## [Task statement]
Below are entries; tally how many lines hold the string "frequency" and answer with only that figure.

──────── Records for the exercise ────────

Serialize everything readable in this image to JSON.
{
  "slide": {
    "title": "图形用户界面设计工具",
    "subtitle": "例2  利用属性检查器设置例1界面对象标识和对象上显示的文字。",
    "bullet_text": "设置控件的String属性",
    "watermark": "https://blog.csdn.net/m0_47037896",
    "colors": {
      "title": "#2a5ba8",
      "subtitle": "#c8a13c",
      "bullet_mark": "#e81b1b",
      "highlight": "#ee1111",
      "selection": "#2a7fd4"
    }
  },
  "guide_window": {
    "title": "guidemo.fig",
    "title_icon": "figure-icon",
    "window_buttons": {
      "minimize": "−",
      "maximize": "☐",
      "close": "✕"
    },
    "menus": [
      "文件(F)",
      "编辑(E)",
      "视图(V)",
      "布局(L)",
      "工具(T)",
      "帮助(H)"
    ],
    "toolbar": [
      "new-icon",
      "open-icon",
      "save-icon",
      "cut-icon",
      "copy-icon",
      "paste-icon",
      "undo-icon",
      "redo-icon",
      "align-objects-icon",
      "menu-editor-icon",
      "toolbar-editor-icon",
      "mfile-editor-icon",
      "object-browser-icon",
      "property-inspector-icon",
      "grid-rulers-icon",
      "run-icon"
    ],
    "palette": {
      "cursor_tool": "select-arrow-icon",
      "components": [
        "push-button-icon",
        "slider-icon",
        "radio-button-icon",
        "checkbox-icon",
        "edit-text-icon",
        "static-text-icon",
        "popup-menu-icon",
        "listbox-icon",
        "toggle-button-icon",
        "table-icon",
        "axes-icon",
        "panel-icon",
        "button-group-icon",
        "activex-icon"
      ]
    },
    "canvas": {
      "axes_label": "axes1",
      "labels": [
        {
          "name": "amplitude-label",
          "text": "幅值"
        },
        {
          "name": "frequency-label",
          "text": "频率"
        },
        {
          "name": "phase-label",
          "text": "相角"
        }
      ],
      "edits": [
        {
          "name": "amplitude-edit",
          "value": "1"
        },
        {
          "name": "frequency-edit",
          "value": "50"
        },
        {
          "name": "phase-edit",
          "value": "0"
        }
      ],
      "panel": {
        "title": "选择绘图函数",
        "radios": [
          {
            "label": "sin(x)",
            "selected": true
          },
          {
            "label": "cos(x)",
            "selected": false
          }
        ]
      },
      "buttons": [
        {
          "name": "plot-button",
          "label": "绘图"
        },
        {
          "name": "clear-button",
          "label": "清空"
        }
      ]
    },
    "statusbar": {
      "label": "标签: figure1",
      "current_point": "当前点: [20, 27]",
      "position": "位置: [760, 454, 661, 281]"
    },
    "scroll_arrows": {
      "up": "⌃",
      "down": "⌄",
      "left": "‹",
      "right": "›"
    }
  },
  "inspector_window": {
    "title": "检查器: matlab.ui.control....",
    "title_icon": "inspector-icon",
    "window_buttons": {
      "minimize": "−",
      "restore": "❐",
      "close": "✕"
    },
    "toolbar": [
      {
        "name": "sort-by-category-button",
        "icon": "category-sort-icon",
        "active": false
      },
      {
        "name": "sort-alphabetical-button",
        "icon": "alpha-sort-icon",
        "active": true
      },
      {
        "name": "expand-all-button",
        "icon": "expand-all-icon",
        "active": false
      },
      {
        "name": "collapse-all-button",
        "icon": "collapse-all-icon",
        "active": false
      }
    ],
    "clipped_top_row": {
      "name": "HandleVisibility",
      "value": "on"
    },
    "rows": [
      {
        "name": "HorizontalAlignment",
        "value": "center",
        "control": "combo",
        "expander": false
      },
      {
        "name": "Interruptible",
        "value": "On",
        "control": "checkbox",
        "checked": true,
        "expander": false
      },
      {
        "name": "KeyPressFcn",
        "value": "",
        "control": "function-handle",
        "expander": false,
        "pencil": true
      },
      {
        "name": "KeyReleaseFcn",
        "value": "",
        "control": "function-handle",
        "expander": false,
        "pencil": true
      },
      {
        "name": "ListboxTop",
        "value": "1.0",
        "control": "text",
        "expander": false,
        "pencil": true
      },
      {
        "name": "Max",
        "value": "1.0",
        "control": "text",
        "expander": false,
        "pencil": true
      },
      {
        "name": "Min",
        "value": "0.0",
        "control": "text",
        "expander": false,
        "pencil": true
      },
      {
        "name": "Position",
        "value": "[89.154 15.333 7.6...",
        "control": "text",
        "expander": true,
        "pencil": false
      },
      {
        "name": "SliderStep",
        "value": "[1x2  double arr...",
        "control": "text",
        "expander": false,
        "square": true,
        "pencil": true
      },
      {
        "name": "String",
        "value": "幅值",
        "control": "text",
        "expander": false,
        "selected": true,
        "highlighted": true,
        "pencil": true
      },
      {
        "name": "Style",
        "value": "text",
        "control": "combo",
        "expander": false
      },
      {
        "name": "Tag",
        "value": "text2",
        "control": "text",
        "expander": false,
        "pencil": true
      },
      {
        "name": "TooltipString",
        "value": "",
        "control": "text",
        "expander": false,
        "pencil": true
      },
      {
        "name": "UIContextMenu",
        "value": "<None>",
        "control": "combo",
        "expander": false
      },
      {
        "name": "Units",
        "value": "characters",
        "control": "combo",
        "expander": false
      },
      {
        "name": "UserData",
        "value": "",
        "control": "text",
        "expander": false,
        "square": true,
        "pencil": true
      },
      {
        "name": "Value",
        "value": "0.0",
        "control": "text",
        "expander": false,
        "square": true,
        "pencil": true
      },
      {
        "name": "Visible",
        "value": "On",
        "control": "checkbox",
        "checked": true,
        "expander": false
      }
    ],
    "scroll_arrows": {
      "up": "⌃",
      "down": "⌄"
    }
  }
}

────────

## [Worked solution]
2